> **WORK REQUIRED**
Write out the records below word for word, please.

> **EXTRACTED MATERIAL**
——

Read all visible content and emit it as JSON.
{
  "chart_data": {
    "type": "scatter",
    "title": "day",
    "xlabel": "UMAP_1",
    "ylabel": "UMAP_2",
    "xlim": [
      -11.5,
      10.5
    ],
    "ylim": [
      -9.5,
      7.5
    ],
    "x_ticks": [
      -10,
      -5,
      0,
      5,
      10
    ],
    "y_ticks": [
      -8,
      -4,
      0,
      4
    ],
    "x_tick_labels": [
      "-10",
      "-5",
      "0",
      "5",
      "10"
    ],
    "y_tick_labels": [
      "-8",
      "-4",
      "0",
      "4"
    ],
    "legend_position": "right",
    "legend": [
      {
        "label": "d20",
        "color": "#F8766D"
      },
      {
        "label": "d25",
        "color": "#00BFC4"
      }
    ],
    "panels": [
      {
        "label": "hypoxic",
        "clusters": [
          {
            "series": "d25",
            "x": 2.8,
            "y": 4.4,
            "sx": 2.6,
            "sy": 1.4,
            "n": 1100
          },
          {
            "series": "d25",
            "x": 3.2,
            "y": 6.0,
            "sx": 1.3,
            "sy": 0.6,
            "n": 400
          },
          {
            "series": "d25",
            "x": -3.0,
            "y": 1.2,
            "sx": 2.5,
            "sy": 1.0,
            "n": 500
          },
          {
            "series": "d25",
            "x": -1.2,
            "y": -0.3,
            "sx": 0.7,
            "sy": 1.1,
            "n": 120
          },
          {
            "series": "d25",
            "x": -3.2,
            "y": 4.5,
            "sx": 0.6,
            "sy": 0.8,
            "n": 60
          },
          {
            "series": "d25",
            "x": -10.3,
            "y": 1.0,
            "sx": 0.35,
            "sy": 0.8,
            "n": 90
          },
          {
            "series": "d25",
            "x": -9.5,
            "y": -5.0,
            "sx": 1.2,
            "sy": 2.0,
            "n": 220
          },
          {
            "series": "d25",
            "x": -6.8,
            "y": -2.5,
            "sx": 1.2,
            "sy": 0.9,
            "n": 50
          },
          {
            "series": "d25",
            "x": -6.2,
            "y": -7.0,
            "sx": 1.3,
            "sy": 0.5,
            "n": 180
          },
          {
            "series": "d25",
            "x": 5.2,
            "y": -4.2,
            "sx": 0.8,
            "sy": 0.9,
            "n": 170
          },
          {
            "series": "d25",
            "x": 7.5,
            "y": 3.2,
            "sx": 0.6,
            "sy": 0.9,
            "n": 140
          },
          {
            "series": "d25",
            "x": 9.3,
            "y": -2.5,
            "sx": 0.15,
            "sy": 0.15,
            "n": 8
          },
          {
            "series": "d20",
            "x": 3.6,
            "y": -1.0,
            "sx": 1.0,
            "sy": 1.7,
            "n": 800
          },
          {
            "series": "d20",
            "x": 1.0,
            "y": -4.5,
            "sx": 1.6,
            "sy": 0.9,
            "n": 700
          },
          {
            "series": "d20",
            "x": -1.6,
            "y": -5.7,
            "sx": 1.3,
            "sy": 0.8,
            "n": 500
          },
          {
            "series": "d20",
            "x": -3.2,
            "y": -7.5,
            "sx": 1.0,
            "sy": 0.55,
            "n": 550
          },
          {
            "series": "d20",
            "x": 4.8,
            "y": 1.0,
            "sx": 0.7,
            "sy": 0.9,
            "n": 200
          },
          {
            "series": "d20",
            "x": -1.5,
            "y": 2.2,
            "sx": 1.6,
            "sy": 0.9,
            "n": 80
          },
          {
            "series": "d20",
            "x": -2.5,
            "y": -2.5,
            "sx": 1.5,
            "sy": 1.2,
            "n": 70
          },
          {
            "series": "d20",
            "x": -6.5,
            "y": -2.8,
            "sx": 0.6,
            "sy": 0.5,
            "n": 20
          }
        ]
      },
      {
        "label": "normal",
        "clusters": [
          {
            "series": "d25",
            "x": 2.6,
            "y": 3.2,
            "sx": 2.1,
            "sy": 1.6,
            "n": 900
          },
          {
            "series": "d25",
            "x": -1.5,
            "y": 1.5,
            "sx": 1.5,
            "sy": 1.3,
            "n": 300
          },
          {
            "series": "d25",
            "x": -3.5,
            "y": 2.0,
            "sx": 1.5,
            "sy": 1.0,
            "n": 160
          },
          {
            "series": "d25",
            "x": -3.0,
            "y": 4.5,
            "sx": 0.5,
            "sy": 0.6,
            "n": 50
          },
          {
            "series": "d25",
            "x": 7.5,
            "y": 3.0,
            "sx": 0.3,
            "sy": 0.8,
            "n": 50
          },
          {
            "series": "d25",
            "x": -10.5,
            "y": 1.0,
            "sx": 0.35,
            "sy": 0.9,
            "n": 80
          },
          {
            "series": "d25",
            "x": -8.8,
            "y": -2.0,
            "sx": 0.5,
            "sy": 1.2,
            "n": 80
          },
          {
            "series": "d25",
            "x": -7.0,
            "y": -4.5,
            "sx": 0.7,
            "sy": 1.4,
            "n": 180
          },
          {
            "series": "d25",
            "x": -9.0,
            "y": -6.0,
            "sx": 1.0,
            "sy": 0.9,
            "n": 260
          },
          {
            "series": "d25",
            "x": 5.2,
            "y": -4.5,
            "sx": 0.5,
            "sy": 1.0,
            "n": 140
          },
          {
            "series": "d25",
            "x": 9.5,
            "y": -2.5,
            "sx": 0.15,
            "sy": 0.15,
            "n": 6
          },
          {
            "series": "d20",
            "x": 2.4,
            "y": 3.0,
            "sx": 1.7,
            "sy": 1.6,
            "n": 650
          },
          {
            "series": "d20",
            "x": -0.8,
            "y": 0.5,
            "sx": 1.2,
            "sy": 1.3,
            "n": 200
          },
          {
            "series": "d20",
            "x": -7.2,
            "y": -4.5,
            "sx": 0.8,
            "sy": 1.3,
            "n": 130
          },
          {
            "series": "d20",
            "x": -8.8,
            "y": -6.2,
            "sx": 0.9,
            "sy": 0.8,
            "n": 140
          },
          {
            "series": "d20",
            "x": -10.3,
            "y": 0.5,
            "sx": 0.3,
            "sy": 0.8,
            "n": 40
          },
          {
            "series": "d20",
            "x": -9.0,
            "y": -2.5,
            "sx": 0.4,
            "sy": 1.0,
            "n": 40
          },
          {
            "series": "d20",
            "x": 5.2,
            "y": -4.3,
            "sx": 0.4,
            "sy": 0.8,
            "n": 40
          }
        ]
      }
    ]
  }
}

——

> **WRITTEN REPLY**
Read all visible content and emit it as JSON.
{
  "chart_data": {
    "type": "scatter",
    "title": "day",
    "xlabel": "UMAP_1",
    "ylabel": "UMAP_2",
    "xlim": [
      -11.5,
      10.5
    ],
    "ylim": [
      -9.5,
      7.5
    ],
    "x_ticks": [
      -10,
      -5,
      0,
      5,
      10
    ],
    "y_ticks": [
      -8,
      -4,
      0,
      4
    ],
    "x_tick_labels": [
      "-10",
      "-5",
      "0",
      "5",
      "10"
    ],
    "y_tick_labels": [
      "-8",
      "-4",
      "0",
      "4"
    ],
    "legend_position": "right",
    "legend": [
      {
        "label": "d20",
        "color": "#F8766D"
      },
      {
        "label": "d25",
        "color": "#00BFC4"
      }
    ],
    "panels": [
      {
        "label": "hypoxic",
        "clusters": [
          {
            "series": "d25",
            "x": 2.8,
            "y": 4.4,
            "sx": 2.6,
            "sy": 1.4,
            "n": 1100
          },
          {
            "series": "d25",
            "x": 3.2,
            "y": 6.0,
            "sx": 1.3,
            "sy": 0.6,
            "n": 400
          },
          {
            "series": "d25",
            "x": -3.0,
            "y": 1.2,
            "sx": 2.5,
            "sy": 1.0,
            "n": 500
          },
          {
            "series": "d25",
            "x": -1.2,
            "y": -0.3,
            "sx": 0.7,
            "sy": 1.1,
            "n": 120
          },
          {
            "series": "d25",
            "x": -3.2,
            "y": 4.5,
            "sx": 0.6,
            "sy": 0.8,
            "n": 60
          },
          {
            "series": "d25",
            "x": -10.3,
            "y": 1.0,
            "sx": 0.35,
            "sy": 0.8,
            "n": 90
          },
          {
            "series": "d25",
            "x": -9.5,
            "y": -5.0,
            "sx": 1.2,
            "sy": 2.0,
            "n": 220
          },
          {
            "series": "d25",
            "x": -6.8,
            "y": -2.5,
            "sx": 1.2,
            "sy": 0.9,
            "n": 50
          },
          {
            "series": "d25",
            "x": -6.2,
            "y": -7.0,
            "sx": 1.3,
            "sy": 0.5,
            "n": 180
          },
          {
            "series": "d25",
            "x": 5.2,
            "y": -4.2,
            "sx": 0.8,
            "sy": 0.9,
            "n": 170
          },
          {
            "series": "d25",
            "x": 7.5,
            "y": 3.2,
            "sx": 0.6,
            "sy": 0.9,
            "n": 140
          },
          {
            "series": "d25",
            "x": 9.3,
            "y": -2.5,
            "sx": 0.15,
            "sy": 0.15,
            "n": 8
          },
          {
            "series": "d20",
            "x": 3.6,
            "y": -1.0,
            "sx": 1.0,
            "sy": 1.7,
            "n": 800
          },
          {
            "series": "d20",
            "x": 1.0,
            "y": -4.5,
            "sx": 1.6,
            "sy": 0.9,
            "n": 700
          },
          {
            "series": "d20",
            "x": -1.6,
            "y": -5.7,
            "sx": 1.3,
            "sy": 0.8,
            "n": 500
          },
          {
            "series": "d20",
            "x": -3.2,
            "y": -7.5,
            "sx": 1.0,
            "sy": 0.55,
            "n": 550
          },
          {
            "series": "d20",
            "x": 4.8,
            "y": 1.0,
            "sx": 0.7,
            "sy": 0.9,
            "n": 200
          },
          {
            "series": "d20",
            "x": -1.5,
            "y": 2.2,
            "sx": 1.6,
            "sy": 0.9,
            "n": 80
          },
          {
            "series": "d20",
            "x": -2.5,
            "y": -2.5,
            "sx": 1.5,
            "sy": 1.2,
            "n": 70
          },
          {
            "series": "d20",
            "x": -6.5,
            "y": -2.8,
            "sx": 0.6,
            "sy": 0.5,
            "n": 20
          }
        ]
      },
      {
        "label": "normal",
        "clusters": [
          {
            "series": "d25",
            "x": 2.6,
            "y": 3.2,
            "sx": 2.1,
            "sy": 1.6,
            "n": 900
          },
          {
            "series": "d25",
            "x": -1.5,
            "y": 1.5,
            "sx": 1.5,
            "sy": 1.3,
            "n": 300
          },
          {
            "series": "d25",
            "x": -3.5,
            "y": 2.0,
            "sx": 1.5,
            "sy": 1.0,
            "n": 160
          },
          {
            "series": "d25",
            "x": -3.0,
            "y": 4.5,
            "sx": 0.5,
            "sy": 0.6,
            "n": 50
          },
          {
            "series": "d25",
            "x": 7.5,
            "y": 3.0,
            "sx": 0.3,
            "sy": 0.8,
            "n": 50
          },
          {
            "series": "d25",
            "x": -10.5,
            "y": 1.0,
            "sx": 0.35,
            "sy": 0.9,
            "n": 80
          },
          {
            "series": "d25",
            "x": -8.8,
            "y": -2.0,
            "sx": 0.5,
            "sy": 1.2,
            "n": 80
          },
          {
            "series": "d25",
            "x": -7.0,
            "y": -4.5,
            "sx": 0.7,
            "sy": 1.4,
            "n": 180
          },
          {
            "series": "d25",
            "x": -9.0,
            "y": -6.0,
            "sx": 1.0,
            "sy": 0.9,
            "n": 260
          },
          {
            "series": "d25",
            "x": 5.2,
            "y": -4.5,
            "sx": 0.5,
            "sy": 1.0,
            "n": 140
          },
          {
            "series": "d25",
            "x": 9.5,
            "y": -2.5,
            "sx": 0.15,
            "sy": 0.15,
            "n": 6
          },
          {
            "series": "d20",
            "x": 2.4,
            "y": 3.0,
            "sx": 1.7,
            "sy": 1.6,
            "n": 650
          },
          {
            "series": "d20",
            "x": -0.8,
            "y": 0.5,
            "sx": 1.2,
            "sy": 1.3,
            "n": 200
          },
          {
            "series": "d20",
            "x": -7.2,
            "y": -4.5,
            "sx": 0.8,
            "sy": 1.3,
            "n": 130
          },
          {
            "series": "d20",
            "x": -8.8,
            "y": -6.2,
            "sx": 0.9,
            "sy": 0.8,
            "n": 140
          },
          {
            "series": "d20",
            "x": -10.3,
            "y": 0.5,
            "sx": 0.3,
            "sy": 0.8,
            "n": 40
          },
          {
            "series": "d20",
            "x": -9.0,
            "y": -2.5,
            "sx": 0.4,
            "sy": 1.0,
            "n": 40
          },
          {
            "series": "d20",
            "x": 5.2,
            "y": -4.3,
            "sx": 0.4,
            "sy": 0.8,
            "n": 40
          }
        ]
      }
    ]
  }
}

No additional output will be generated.